Reproduce the records below in full and exactly, without their images.
Begin Material supplied
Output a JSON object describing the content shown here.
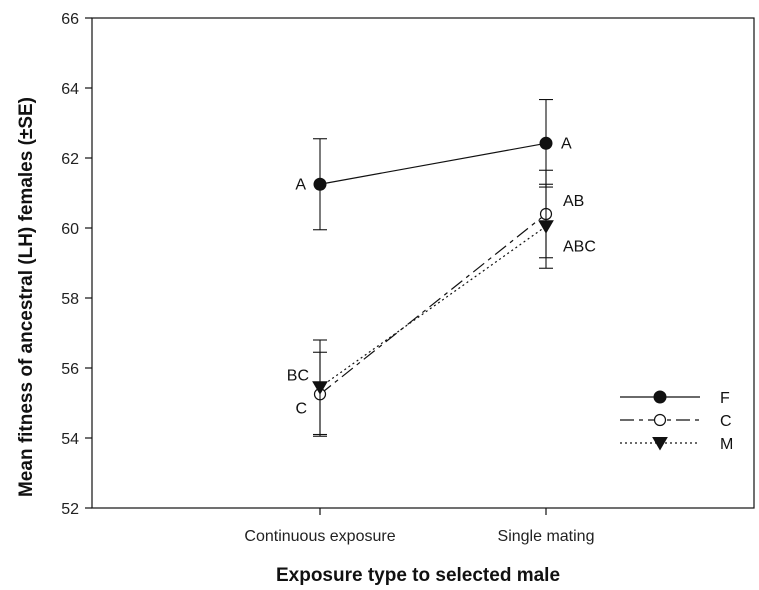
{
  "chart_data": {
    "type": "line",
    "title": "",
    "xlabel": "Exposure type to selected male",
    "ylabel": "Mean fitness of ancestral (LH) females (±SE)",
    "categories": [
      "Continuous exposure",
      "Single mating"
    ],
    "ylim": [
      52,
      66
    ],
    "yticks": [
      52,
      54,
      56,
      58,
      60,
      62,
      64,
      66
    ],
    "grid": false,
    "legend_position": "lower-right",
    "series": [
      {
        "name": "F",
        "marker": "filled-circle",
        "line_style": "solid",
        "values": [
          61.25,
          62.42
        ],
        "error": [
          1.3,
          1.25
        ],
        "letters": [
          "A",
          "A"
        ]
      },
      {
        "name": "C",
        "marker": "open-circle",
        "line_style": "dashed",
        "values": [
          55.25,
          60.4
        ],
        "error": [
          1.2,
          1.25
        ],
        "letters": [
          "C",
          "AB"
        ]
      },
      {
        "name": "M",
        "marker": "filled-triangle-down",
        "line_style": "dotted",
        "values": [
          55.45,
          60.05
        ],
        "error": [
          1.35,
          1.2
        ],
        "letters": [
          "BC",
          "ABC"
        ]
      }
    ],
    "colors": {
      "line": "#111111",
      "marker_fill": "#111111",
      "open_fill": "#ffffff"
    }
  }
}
End Material supplied
● **Response for this exercise**
Output a JSON object describing the content shown here.
{
  "chart_data": {
    "type": "line",
    "title": "",
    "xlabel": "Exposure type to selected male",
    "ylabel": "Mean fitness of ancestral (LH) females (±SE)",
    "categories": [
      "Continuous exposure",
      "Single mating"
    ],
    "ylim": [
      52,
      66
    ],
    "yticks": [
      52,
      54,
      56,
      58,
      60,
      62,
      64,
      66
    ],
    "grid": false,
    "legend_position": "lower-right",
    "series": [
      {
        "name": "F",
        "marker": "filled-circle",
        "line_style": "solid",
        "values": [
          61.25,
          62.42
        ],
        "error": [
          1.3,
          1.25
        ],
        "letters": [
          "A",
          "A"
        ]
      },
      {
        "name": "C",
        "marker": "open-circle",
        "line_style": "dashed",
        "values": [
          55.25,
          60.4
        ],
        "error": [
          1.2,
          1.25
        ],
        "letters": [
          "C",
          "AB"
        ]
      },
      {
        "name": "M",
        "marker": "filled-triangle-down",
        "line_style": "dotted",
        "values": [
          55.45,
          60.05
        ],
        "error": [
          1.35,
          1.2
        ],
        "letters": [
          "BC",
          "ABC"
        ]
      }
    ],
    "colors": {
      "line": "#111111",
      "marker_fill": "#111111",
      "open_fill": "#ffffff"
    }
  }
}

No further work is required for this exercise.